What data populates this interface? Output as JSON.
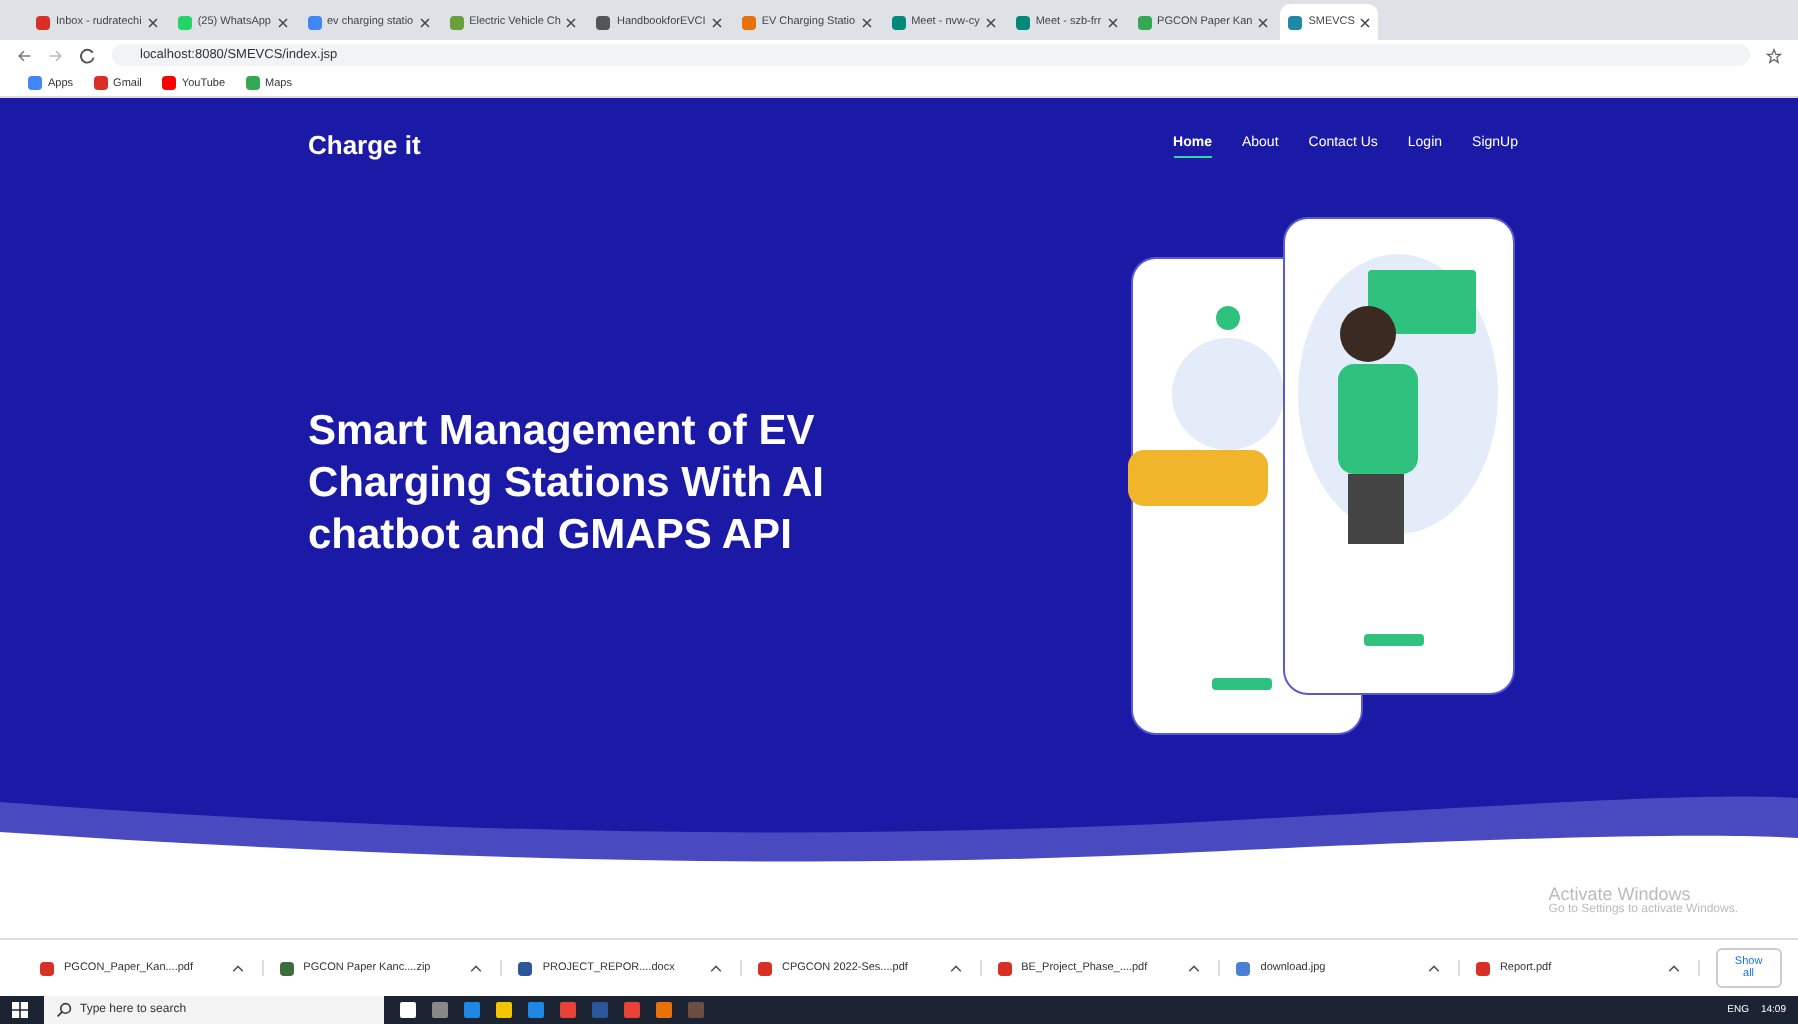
{
  "browser": {
    "tabs": [
      {
        "title": "Inbox - rudratechi",
        "selected": false
      },
      {
        "title": "(25) WhatsApp",
        "selected": false
      },
      {
        "title": "ev charging statio",
        "selected": false
      },
      {
        "title": "Electric Vehicle Ch",
        "selected": false
      },
      {
        "title": "HandbookforEVCI",
        "selected": false
      },
      {
        "title": "EV Charging Statio",
        "selected": false
      },
      {
        "title": "Meet - nvw-cy",
        "selected": false
      },
      {
        "title": "Meet - szb-frr",
        "selected": false
      },
      {
        "title": "PGCON Paper Kan",
        "selected": false
      },
      {
        "title": "SMEVCS",
        "selected": true
      }
    ],
    "address": "localhost:8080/SMEVCS/index.jsp",
    "bookmarks": [
      "Apps",
      "Gmail",
      "YouTube",
      "Maps"
    ]
  },
  "site": {
    "brand": "Charge it",
    "nav": [
      {
        "label": "Home",
        "selected": true
      },
      {
        "label": "About",
        "selected": false
      },
      {
        "label": "Contact Us",
        "selected": false
      },
      {
        "label": "Login",
        "selected": false
      },
      {
        "label": "SignUp",
        "selected": false
      }
    ],
    "headline": "Smart Management of EV Charging Stations With AI chatbot and GMAPS API"
  },
  "activation": {
    "title": "Activate Windows",
    "subtitle": "Go to Settings to activate Windows."
  },
  "downloads": {
    "files": [
      {
        "name": "PGCON_Paper_Kan....pdf",
        "kind": "pdf"
      },
      {
        "name": "PGCON Paper Kanc....zip",
        "kind": "zip"
      },
      {
        "name": "PROJECT_REPOR....docx",
        "kind": "doc"
      },
      {
        "name": "CPGCON 2022-Ses....pdf",
        "kind": "pdf"
      },
      {
        "name": "BE_Project_Phase_....pdf",
        "kind": "pdf"
      },
      {
        "name": "download.jpg",
        "kind": "img"
      },
      {
        "name": "Report.pdf",
        "kind": "pdf"
      }
    ],
    "show_all": "Show all"
  },
  "taskbar": {
    "search_placeholder": "Type here to search",
    "language": "ENG",
    "time": "14:09"
  }
}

..............................

WRITTEN PROBLEM — Copy the records above exactly. The pictures are not part of the copy.

RESULT —
What data populates this interface? Output as JSON.
{
  "browser": {
    "tabs": [
      {
        "title": "Inbox - rudratechi",
        "selected": false
      },
      {
        "title": "(25) WhatsApp",
        "selected": false
      },
      {
        "title": "ev charging statio",
        "selected": false
      },
      {
        "title": "Electric Vehicle Ch",
        "selected": false
      },
      {
        "title": "HandbookforEVCI",
        "selected": false
      },
      {
        "title": "EV Charging Statio",
        "selected": false
      },
      {
        "title": "Meet - nvw-cy",
        "selected": false
      },
      {
        "title": "Meet - szb-frr",
        "selected": false
      },
      {
        "title": "PGCON Paper Kan",
        "selected": false
      },
      {
        "title": "SMEVCS",
        "selected": true
      }
    ],
    "address": "localhost:8080/SMEVCS/index.jsp",
    "bookmarks": [
      "Apps",
      "Gmail",
      "YouTube",
      "Maps"
    ]
  },
  "site": {
    "brand": "Charge it",
    "nav": [
      {
        "label": "Home",
        "selected": true
      },
      {
        "label": "About",
        "selected": false
      },
      {
        "label": "Contact Us",
        "selected": false
      },
      {
        "label": "Login",
        "selected": false
      },
      {
        "label": "SignUp",
        "selected": false
      }
    ],
    "headline": "Smart Management of EV Charging Stations With AI chatbot and GMAPS API"
  },
  "activation": {
    "title": "Activate Windows",
    "subtitle": "Go to Settings to activate Windows."
  },
  "downloads": {
    "files": [
      {
        "name": "PGCON_Paper_Kan....pdf",
        "kind": "pdf"
      },
      {
        "name": "PGCON Paper Kanc....zip",
        "kind": "zip"
      },
      {
        "name": "PROJECT_REPOR....docx",
        "kind": "doc"
      },
      {
        "name": "CPGCON 2022-Ses....pdf",
        "kind": "pdf"
      },
      {
        "name": "BE_Project_Phase_....pdf",
        "kind": "pdf"
      },
      {
        "name": "download.jpg",
        "kind": "img"
      },
      {
        "name": "Report.pdf",
        "kind": "pdf"
      }
    ],
    "show_all": "Show all"
  },
  "taskbar": {
    "search_placeholder": "Type here to search",
    "language": "ENG",
    "time": "14:09"
  }
}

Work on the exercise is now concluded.